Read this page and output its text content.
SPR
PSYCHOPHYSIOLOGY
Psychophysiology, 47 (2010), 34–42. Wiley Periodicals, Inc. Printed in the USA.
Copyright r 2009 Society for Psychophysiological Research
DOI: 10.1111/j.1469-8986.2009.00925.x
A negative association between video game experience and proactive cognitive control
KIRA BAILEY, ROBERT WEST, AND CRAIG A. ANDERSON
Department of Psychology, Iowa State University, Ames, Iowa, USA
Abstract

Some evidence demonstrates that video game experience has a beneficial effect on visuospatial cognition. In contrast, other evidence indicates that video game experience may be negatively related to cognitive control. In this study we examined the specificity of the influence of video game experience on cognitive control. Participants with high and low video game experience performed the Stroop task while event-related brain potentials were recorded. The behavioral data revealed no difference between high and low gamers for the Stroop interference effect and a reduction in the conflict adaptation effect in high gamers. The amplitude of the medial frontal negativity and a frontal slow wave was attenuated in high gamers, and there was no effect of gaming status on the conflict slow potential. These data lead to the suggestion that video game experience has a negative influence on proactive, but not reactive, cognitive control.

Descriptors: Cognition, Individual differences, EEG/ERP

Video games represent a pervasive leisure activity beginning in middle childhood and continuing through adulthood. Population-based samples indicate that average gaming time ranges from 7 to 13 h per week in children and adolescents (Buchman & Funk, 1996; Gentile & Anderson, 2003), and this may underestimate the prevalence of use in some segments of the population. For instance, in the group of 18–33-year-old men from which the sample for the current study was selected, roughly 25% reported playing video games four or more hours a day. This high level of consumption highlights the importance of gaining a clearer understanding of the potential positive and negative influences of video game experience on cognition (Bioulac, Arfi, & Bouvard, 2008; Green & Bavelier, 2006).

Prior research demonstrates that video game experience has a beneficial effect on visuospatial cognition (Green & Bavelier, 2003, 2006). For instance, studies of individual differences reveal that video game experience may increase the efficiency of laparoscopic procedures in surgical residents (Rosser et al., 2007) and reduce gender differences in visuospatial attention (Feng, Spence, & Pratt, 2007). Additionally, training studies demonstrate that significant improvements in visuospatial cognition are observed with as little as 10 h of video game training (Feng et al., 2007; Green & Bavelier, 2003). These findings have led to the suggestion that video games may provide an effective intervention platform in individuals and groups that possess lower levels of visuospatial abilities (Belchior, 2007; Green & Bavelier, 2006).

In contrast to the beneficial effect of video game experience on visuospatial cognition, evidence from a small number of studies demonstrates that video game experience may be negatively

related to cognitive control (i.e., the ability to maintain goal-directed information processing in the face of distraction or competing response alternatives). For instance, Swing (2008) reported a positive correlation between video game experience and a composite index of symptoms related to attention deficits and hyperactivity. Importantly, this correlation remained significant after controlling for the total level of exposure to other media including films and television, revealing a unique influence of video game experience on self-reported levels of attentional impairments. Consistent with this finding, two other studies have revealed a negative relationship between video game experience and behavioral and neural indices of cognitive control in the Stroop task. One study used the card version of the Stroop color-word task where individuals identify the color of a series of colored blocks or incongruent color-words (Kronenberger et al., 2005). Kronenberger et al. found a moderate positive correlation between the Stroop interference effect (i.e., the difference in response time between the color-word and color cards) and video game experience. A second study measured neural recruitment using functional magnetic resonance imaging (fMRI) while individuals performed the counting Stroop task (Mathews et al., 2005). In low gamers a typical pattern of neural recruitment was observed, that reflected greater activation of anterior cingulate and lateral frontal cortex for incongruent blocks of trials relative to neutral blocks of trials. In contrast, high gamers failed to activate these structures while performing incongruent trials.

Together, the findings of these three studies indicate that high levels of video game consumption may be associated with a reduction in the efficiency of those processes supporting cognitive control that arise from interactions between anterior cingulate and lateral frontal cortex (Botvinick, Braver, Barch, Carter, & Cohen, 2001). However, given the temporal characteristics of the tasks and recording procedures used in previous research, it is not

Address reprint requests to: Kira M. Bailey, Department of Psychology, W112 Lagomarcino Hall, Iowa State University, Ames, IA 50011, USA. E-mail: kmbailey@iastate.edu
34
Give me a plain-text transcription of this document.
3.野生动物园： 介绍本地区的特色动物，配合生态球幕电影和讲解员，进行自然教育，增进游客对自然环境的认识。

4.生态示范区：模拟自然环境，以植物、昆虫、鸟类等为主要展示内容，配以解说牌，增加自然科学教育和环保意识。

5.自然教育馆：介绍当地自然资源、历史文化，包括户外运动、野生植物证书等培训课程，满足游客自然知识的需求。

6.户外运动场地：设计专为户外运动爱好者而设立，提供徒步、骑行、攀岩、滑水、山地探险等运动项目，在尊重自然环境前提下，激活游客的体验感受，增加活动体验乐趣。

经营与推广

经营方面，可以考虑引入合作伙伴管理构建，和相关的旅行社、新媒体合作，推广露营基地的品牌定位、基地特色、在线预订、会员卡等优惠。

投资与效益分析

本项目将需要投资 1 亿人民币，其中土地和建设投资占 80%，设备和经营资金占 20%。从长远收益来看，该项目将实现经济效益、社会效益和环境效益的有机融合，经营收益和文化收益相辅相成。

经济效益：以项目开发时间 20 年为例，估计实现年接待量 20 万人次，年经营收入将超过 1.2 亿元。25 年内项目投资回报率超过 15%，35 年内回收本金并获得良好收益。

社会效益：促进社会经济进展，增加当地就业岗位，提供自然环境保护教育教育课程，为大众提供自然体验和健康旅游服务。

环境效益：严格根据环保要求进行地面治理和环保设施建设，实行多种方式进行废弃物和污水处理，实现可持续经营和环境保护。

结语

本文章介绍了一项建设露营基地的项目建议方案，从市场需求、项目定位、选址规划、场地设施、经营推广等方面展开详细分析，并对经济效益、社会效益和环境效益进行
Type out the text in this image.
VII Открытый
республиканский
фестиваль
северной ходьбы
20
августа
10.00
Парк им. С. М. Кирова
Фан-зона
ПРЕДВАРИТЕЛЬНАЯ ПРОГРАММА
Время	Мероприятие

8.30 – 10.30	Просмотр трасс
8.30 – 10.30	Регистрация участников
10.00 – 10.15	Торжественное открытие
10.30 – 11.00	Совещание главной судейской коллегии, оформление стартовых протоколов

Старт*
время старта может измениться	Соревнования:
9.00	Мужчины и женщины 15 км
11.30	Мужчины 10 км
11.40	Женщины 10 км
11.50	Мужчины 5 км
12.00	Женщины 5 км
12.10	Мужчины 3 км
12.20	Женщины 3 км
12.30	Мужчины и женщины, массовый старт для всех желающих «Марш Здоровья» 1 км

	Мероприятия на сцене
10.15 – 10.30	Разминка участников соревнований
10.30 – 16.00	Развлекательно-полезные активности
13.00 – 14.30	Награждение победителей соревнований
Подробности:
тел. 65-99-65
----
| PROBLEM |
Please restate the records in full, word for word.

| RESPONSE FOR THIS EXERCISE |
Read this page and output its text content.
SPR
PSYCHOPHYSIOLOGY
Psychophysiology, 47 (2010), 34–42. Wiley Periodicals, Inc. Printed in the USA.
Copyright r 2009 Society for Psychophysiological Research
DOI: 10.1111/j.1469-8986.2009.00925.x
A negative association between video game experience and proactive cognitive control
KIRA BAILEY, ROBERT WEST, AND CRAIG A. ANDERSON
Department of Psychology, Iowa State University, Ames, Iowa, USA
Abstract

Some evidence demonstrates that video game experience has a beneficial effect on visuospatial cognition. In contrast, other evidence indicates that video game experience may be negatively related to cognitive control. In this study we examined the specificity of the influence of video game experience on cognitive control. Participants with high and low video game experience performed the Stroop task while event-related brain potentials were recorded. The behavioral data revealed no difference between high and low gamers for the Stroop interference effect and a reduction in the conflict adaptation effect in high gamers. The amplitude of the medial frontal negativity and a frontal slow wave was attenuated in high gamers, and there was no effect of gaming status on the conflict slow potential. These data lead to the suggestion that video game experience has a negative influence on proactive, but not reactive, cognitive control.

Descriptors: Cognition, Individual differences, EEG/ERP

Video games represent a pervasive leisure activity beginning in middle childhood and continuing through adulthood. Population-based samples indicate that average gaming time ranges from 7 to 13 h per week in children and adolescents (Buchman & Funk, 1996; Gentile & Anderson, 2003), and this may underestimate the prevalence of use in some segments of the population. For instance, in the group of 18–33-year-old men from which the sample for the current study was selected, roughly 25% reported playing video games four or more hours a day. This high level of consumption highlights the importance of gaining a clearer understanding of the potential positive and negative influences of video game experience on cognition (Bioulac, Arfi, & Bouvard, 2008; Green & Bavelier, 2006).

Prior research demonstrates that video game experience has a beneficial effect on visuospatial cognition (Green & Bavelier, 2003, 2006). For instance, studies of individual differences reveal that video game experience may increase the efficiency of laparoscopic procedures in surgical residents (Rosser et al., 2007) and reduce gender differences in visuospatial attention (Feng, Spence, & Pratt, 2007). Additionally, training studies demonstrate that significant improvements in visuospatial cognition are observed with as little as 10 h of video game training (Feng et al., 2007; Green & Bavelier, 2003). These findings have led to the suggestion that video games may provide an effective intervention platform in individuals and groups that possess lower levels of visuospatial abilities (Belchior, 2007; Green & Bavelier, 2006).

In contrast to the beneficial effect of video game experience on visuospatial cognition, evidence from a small number of studies demonstrates that video game experience may be negatively

related to cognitive control (i.e., the ability to maintain goal-directed information processing in the face of distraction or competing response alternatives). For instance, Swing (2008) reported a positive correlation between video game experience and a composite index of symptoms related to attention deficits and hyperactivity. Importantly, this correlation remained significant after controlling for the total level of exposure to other media including films and television, revealing a unique influence of video game experience on self-reported levels of attentional impairments. Consistent with this finding, two other studies have revealed a negative relationship between video game experience and behavioral and neural indices of cognitive control in the Stroop task. One study used the card version of the Stroop color-word task where individuals identify the color of a series of colored blocks or incongruent color-words (Kronenberger et al., 2005). Kronenberger et al. found a moderate positive correlation between the Stroop interference effect (i.e., the difference in response time between the color-word and color cards) and video game experience. A second study measured neural recruitment using functional magnetic resonance imaging (fMRI) while individuals performed the counting Stroop task (Mathews et al., 2005). In low gamers a typical pattern of neural recruitment was observed, that reflected greater activation of anterior cingulate and lateral frontal cortex for incongruent blocks of trials relative to neutral blocks of trials. In contrast, high gamers failed to activate these structures while performing incongruent trials.

Together, the findings of these three studies indicate that high levels of video game consumption may be associated with a reduction in the efficiency of those processes supporting cognitive control that arise from interactions between anterior cingulate and lateral frontal cortex (Botvinick, Braver, Barch, Carter, & Cohen, 2001). However, given the temporal characteristics of the tasks and recording procedures used in previous research, it is not

Address reprint requests to: Kira M. Bailey, Department of Psychology, W112 Lagomarcino Hall, Iowa State University, Ames, IA 50011, USA. E-mail: kmbailey@iastate.edu
34
Give me a plain-text transcription of this document.
3.野生动物园： 介绍本地区的特色动物，配合生态球幕电影和讲解员，进行自然教育，增进游客对自然环境的认识。

4.生态示范区：模拟自然环境，以植物、昆虫、鸟类等为主要展示内容，配以解说牌，增加自然科学教育和环保意识。

5.自然教育馆：介绍当地自然资源、历史文化，包括户外运动、野生植物证书等培训课程，满足游客自然知识的需求。

6.户外运动场地：设计专为户外运动爱好者而设立，提供徒步、骑行、攀岩、滑水、山地探险等运动项目，在尊重自然环境前提下，激活游客的体验感受，增加活动体验乐趣。

经营与推广

经营方面，可以考虑引入合作伙伴管理构建，和相关的旅行社、新媒体合作，推广露营基地的品牌定位、基地特色、在线预订、会员卡等优惠。

投资与效益分析

本项目将需要投资 1 亿人民币，其中土地和建设投资占 80%，设备和经营资金占 20%。从长远收益来看，该项目将实现经济效益、社会效益和环境效益的有机融合，经营收益和文化收益相辅相成。

经济效益：以项目开发时间 20 年为例，估计实现年接待量 20 万人次，年经营收入将超过 1.2 亿元。25 年内项目投资回报率超过 15%，35 年内回收本金并获得良好收益。

社会效益：促进社会经济进展，增加当地就业岗位，提供自然环境保护教育教育课程，为大众提供自然体验和健康旅游服务。

环境效益：严格根据环保要求进行地面治理和环保设施建设，实行多种方式进行废弃物和污水处理，实现可持续经营和环境保护。

结语

本文章介绍了一项建设露营基地的项目建议方案，从市场需求、项目定位、选址规划、场地设施、经营推广等方面展开详细分析，并对经济效益、社会效益和环境效益进行
Type out the text in this image.
VII Открытый
республиканский
фестиваль
северной ходьбы
20
августа
10.00
Парк им. С. М. Кирова
Фан-зона
ПРЕДВАРИТЕЛЬНАЯ ПРОГРАММА
Время	Мероприятие

8.30 – 10.30	Просмотр трасс
8.30 – 10.30	Регистрация участников
10.00 – 10.15	Торжественное открытие
10.30 – 11.00	Совещание главной судейской коллегии, оформление стартовых протоколов

Старт*
время старта может измениться	Соревнования:
9.00	Мужчины и женщины 15 км
11.30	Мужчины 10 км
11.40	Женщины 10 км
11.50	Мужчины 5 км
12.00	Женщины 5 км
12.10	Мужчины 3 км
12.20	Женщины 3 км
12.30	Мужчины и женщины, массовый старт для всех желающих «Марш Здоровья» 1 км

	Мероприятия на сцене
10.15 – 10.30	Разминка участников соревнований
10.30 – 16.00	Развлекательно-полезные активности
13.00 – 14.30	Награждение победителей соревнований
Подробности:
тел. 65-99-65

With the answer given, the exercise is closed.